- Problem to solve
Restate the data below word for word. Skip any images it contains.

━━━━━ Data provided ━━━━━

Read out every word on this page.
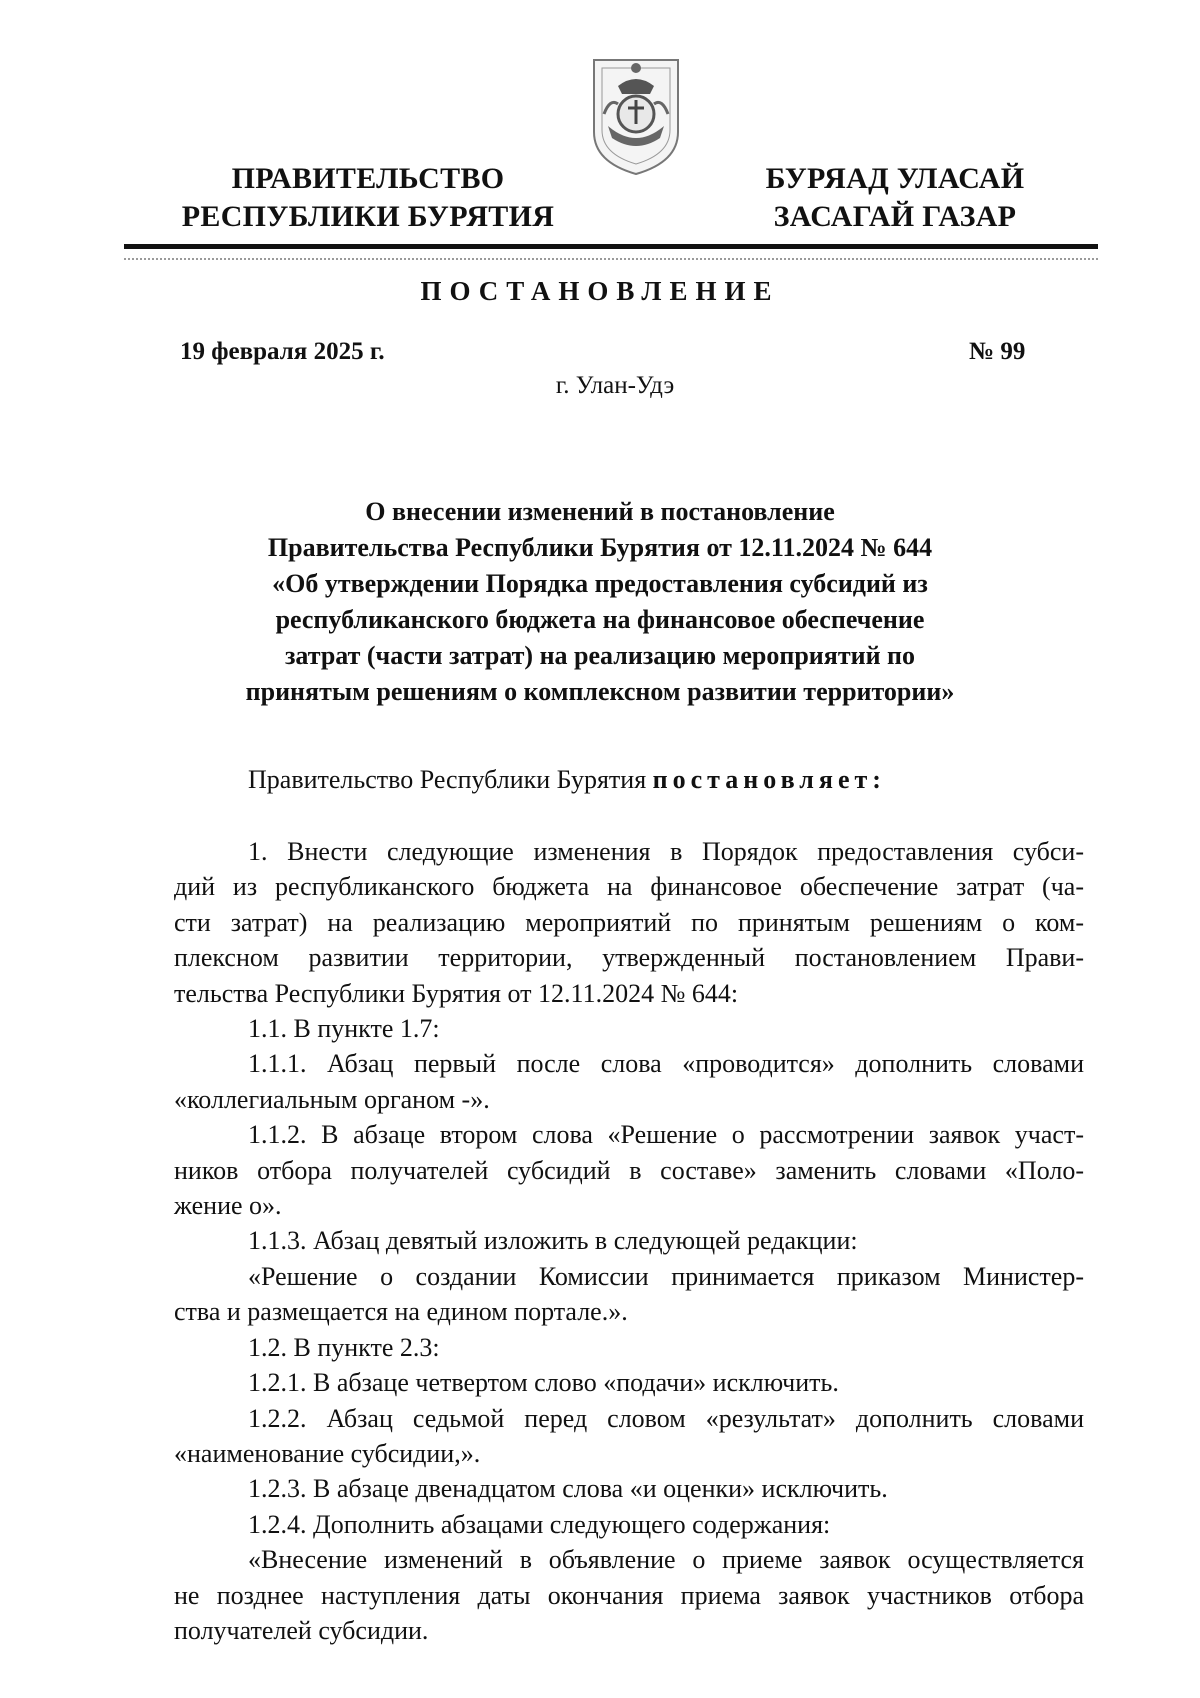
ПРАВИТЕЛЬСТВО
РЕСПУБЛИКИ БУРЯТИЯ
БУРЯАД УЛАСАЙ
ЗАСАГАЙ ГАЗАР
ПОСТАНОВЛЕНИЕ
19 февраля 2025 г.	№ 99
г. Улан-Удэ
О внесении изменений в постановление
Правительства Республики Бурятия от 12.11.2024 № 644
«Об утверждении Порядка предоставления субсидий из
республиканского бюджета на финансовое обеспечение
затрат (части затрат) на реализацию мероприятий по
принятым решениям о комплексном развитии территории»
Правительство Республики Бурятия постановляет:

1. Внести следующие изменения в Порядок предоставления субси-

дий из республиканского бюджета на финансовое обеспечение затрат (ча-

сти затрат) на реализацию мероприятий по принятым решениям о ком-

плексном развитии территории, утвержденный постановлением Прави-

тельства Республики Бурятия от 12.11.2024 № 644:

1.1. В пункте 1.7:

1.1.1. Абзац первый после слова «проводится» дополнить словами

«коллегиальным органом -».

1.1.2. В абзаце втором слова «Решение о рассмотрении заявок участ-

ников отбора получателей субсидий в составе» заменить словами «Поло-

жение о».

1.1.3. Абзац девятый изложить в следующей редакции:

«Решение о создании Комиссии принимается приказом Министер-

ства и размещается на едином портале.».

1.2. В пункте 2.3:

1.2.1. В абзаце четвертом слово «подачи» исключить.

1.2.2. Абзац седьмой перед словом «результат» дополнить словами

«наименование субсидии,».

1.2.3. В абзаце двенадцатом слова «и оценки» исключить.

1.2.4. Дополнить абзацами следующего содержания:

«Внесение изменений в объявление о приеме заявок осуществляется

не позднее наступления даты окончания приема заявок участников отбора

получателей субсидии.
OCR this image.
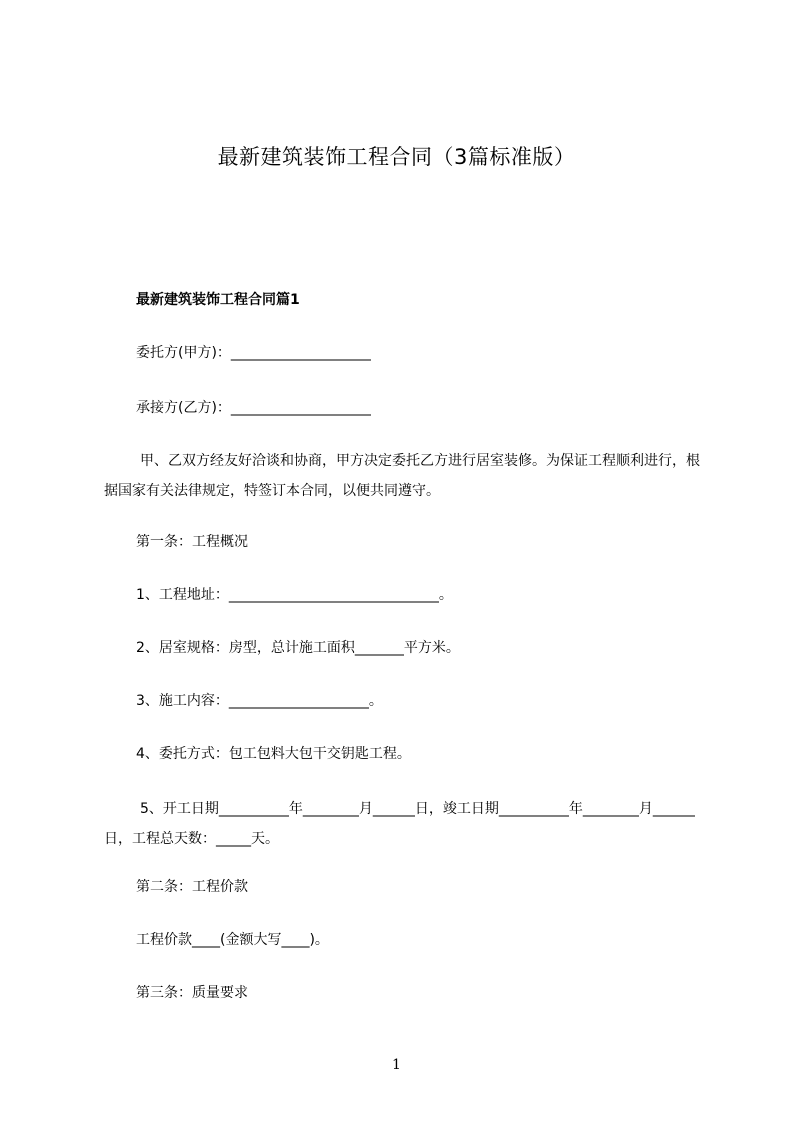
最新建筑装饰工程合同（3篇标准版）
最新建筑装饰工程合同篇1
委托方(甲方)：____________________
承接方(乙方)：____________________

甲、乙双方经友好洽谈和协商，甲方决定委托乙方进行居室装修。为保证工程顺利进行，根据国家有关法律规定，特签订本合同，以便共同遵守。

第一条：工程概况
1、工程地址：______________________________。
2、居室规格：房型，总计施工面积_______平方米。
3、施工内容：____________________。
4、委托方式：包工包料大包干交钥匙工程。

5、开工日期__________年________月______日，竣工日期__________年________月______日，工程总天数：_____天。

第二条：工程价款
工程价款____(金额大写____)。
第三条：质量要求
1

━━━━━

- Result for this exercise
Read out every word on this page.
ПРАВИТЕЛЬСТВО
РЕСПУБЛИКИ БУРЯТИЯ
БУРЯАД УЛАСАЙ
ЗАСАГАЙ ГАЗАР
ПОСТАНОВЛЕНИЕ
19 февраля 2025 г.	№ 99
г. Улан-Удэ
О внесении изменений в постановление
Правительства Республики Бурятия от 12.11.2024 № 644
«Об утверждении Порядка предоставления субсидий из
республиканского бюджета на финансовое обеспечение
затрат (части затрат) на реализацию мероприятий по
принятым решениям о комплексном развитии территории»
Правительство Республики Бурятия постановляет:

1. Внести следующие изменения в Порядок предоставления субси-

дий из республиканского бюджета на финансовое обеспечение затрат (ча-

сти затрат) на реализацию мероприятий по принятым решениям о ком-

плексном развитии территории, утвержденный постановлением Прави-

тельства Республики Бурятия от 12.11.2024 № 644:

1.1. В пункте 1.7:

1.1.1. Абзац первый после слова «проводится» дополнить словами

«коллегиальным органом -».

1.1.2. В абзаце втором слова «Решение о рассмотрении заявок участ-

ников отбора получателей субсидий в составе» заменить словами «Поло-

жение о».

1.1.3. Абзац девятый изложить в следующей редакции:

«Решение о создании Комиссии принимается приказом Министер-

ства и размещается на едином портале.».

1.2. В пункте 2.3:

1.2.1. В абзаце четвертом слово «подачи» исключить.

1.2.2. Абзац седьмой перед словом «результат» дополнить словами

«наименование субсидии,».

1.2.3. В абзаце двенадцатом слова «и оценки» исключить.

1.2.4. Дополнить абзацами следующего содержания:

«Внесение изменений в объявление о приеме заявок осуществляется

не позднее наступления даты окончания приема заявок участников отбора

получателей субсидии.
OCR this image.
最新建筑装饰工程合同（3篇标准版）
最新建筑装饰工程合同篇1
委托方(甲方)：____________________
承接方(乙方)：____________________

甲、乙双方经友好洽谈和协商，甲方决定委托乙方进行居室装修。为保证工程顺利进行，根据国家有关法律规定，特签订本合同，以便共同遵守。

第一条：工程概况
1、工程地址：______________________________。
2、居室规格：房型，总计施工面积_______平方米。
3、施工内容：____________________。
4、委托方式：包工包料大包干交钥匙工程。

5、开工日期__________年________月______日，竣工日期__________年________月______日，工程总天数：_____天。

第二条：工程价款
工程价款____(金额大写____)。
第三条：质量要求
1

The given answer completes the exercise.